_STATED TASK_.
Reproduce each of the lines word for word.
═════ DATASET ═════
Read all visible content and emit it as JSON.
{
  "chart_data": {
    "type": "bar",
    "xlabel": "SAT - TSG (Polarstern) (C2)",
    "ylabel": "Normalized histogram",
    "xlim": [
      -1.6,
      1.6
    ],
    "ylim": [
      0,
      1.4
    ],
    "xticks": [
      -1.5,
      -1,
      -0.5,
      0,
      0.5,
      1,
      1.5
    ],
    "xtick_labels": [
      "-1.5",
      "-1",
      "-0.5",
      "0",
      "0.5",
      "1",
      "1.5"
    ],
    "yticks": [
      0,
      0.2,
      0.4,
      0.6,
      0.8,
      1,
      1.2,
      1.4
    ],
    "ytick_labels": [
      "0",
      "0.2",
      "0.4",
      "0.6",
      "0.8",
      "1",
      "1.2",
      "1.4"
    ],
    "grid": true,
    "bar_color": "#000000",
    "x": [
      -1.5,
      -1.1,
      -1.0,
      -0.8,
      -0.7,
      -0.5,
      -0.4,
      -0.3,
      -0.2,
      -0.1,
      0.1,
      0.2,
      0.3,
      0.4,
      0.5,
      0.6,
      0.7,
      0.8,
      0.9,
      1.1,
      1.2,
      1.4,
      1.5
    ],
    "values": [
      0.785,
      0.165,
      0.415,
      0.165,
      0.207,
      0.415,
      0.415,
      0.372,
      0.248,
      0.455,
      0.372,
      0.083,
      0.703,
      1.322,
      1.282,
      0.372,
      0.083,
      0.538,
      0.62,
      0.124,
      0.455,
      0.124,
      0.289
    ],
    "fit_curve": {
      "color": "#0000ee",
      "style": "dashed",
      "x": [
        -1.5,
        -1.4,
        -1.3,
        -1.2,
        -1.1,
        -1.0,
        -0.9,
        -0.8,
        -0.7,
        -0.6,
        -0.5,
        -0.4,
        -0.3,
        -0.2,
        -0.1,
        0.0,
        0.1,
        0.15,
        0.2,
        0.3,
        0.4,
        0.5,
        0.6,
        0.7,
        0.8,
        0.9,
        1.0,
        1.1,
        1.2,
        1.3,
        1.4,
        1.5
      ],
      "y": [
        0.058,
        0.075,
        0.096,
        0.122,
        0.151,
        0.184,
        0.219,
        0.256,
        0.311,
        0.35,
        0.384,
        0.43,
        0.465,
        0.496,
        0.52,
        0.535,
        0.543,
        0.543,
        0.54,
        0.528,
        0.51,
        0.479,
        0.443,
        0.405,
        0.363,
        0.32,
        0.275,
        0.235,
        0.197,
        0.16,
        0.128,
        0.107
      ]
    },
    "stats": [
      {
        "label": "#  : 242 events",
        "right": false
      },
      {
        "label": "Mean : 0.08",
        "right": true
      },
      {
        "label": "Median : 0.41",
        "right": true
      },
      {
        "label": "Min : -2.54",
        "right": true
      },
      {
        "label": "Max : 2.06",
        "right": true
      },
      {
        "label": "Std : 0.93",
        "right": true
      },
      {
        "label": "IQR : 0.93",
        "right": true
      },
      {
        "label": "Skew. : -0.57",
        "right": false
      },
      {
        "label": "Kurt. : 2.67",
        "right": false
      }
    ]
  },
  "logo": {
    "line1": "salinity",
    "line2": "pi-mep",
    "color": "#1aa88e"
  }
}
═════
_EXERCISE OUTPUT_.
Read all visible content and emit it as JSON.
{
  "chart_data": {
    "type": "bar",
    "xlabel": "SAT - TSG (Polarstern) (C2)",
    "ylabel": "Normalized histogram",
    "xlim": [
      -1.6,
      1.6
    ],
    "ylim": [
      0,
      1.4
    ],
    "xticks": [
      -1.5,
      -1,
      -0.5,
      0,
      0.5,
      1,
      1.5
    ],
    "xtick_labels": [
      "-1.5",
      "-1",
      "-0.5",
      "0",
      "0.5",
      "1",
      "1.5"
    ],
    "yticks": [
      0,
      0.2,
      0.4,
      0.6,
      0.8,
      1,
      1.2,
      1.4
    ],
    "ytick_labels": [
      "0",
      "0.2",
      "0.4",
      "0.6",
      "0.8",
      "1",
      "1.2",
      "1.4"
    ],
    "grid": true,
    "bar_color": "#000000",
    "x": [
      -1.5,
      -1.1,
      -1.0,
      -0.8,
      -0.7,
      -0.5,
      -0.4,
      -0.3,
      -0.2,
      -0.1,
      0.1,
      0.2,
      0.3,
      0.4,
      0.5,
      0.6,
      0.7,
      0.8,
      0.9,
      1.1,
      1.2,
      1.4,
      1.5
    ],
    "values": [
      0.785,
      0.165,
      0.415,
      0.165,
      0.207,
      0.415,
      0.415,
      0.372,
      0.248,
      0.455,
      0.372,
      0.083,
      0.703,
      1.322,
      1.282,
      0.372,
      0.083,
      0.538,
      0.62,
      0.124,
      0.455,
      0.124,
      0.289
    ],
    "fit_curve": {
      "color": "#0000ee",
      "style": "dashed",
      "x": [
        -1.5,
        -1.4,
        -1.3,
        -1.2,
        -1.1,
        -1.0,
        -0.9,
        -0.8,
        -0.7,
        -0.6,
        -0.5,
        -0.4,
        -0.3,
        -0.2,
        -0.1,
        0.0,
        0.1,
        0.15,
        0.2,
        0.3,
        0.4,
        0.5,
        0.6,
        0.7,
        0.8,
        0.9,
        1.0,
        1.1,
        1.2,
        1.3,
        1.4,
        1.5
      ],
      "y": [
        0.058,
        0.075,
        0.096,
        0.122,
        0.151,
        0.184,
        0.219,
        0.256,
        0.311,
        0.35,
        0.384,
        0.43,
        0.465,
        0.496,
        0.52,
        0.535,
        0.543,
        0.543,
        0.54,
        0.528,
        0.51,
        0.479,
        0.443,
        0.405,
        0.363,
        0.32,
        0.275,
        0.235,
        0.197,
        0.16,
        0.128,
        0.107
      ]
    },
    "stats": [
      {
        "label": "#  : 242 events",
        "right": false
      },
      {
        "label": "Mean : 0.08",
        "right": true
      },
      {
        "label": "Median : 0.41",
        "right": true
      },
      {
        "label": "Min : -2.54",
        "right": true
      },
      {
        "label": "Max : 2.06",
        "right": true
      },
      {
        "label": "Std : 0.93",
        "right": true
      },
      {
        "label": "IQR : 0.93",
        "right": true
      },
      {
        "label": "Skew. : -0.57",
        "right": false
      },
      {
        "label": "Kurt. : 2.67",
        "right": false
      }
    ]
  },
  "logo": {
    "line1": "salinity",
    "line2": "pi-mep",
    "color": "#1aa88e"
  }
}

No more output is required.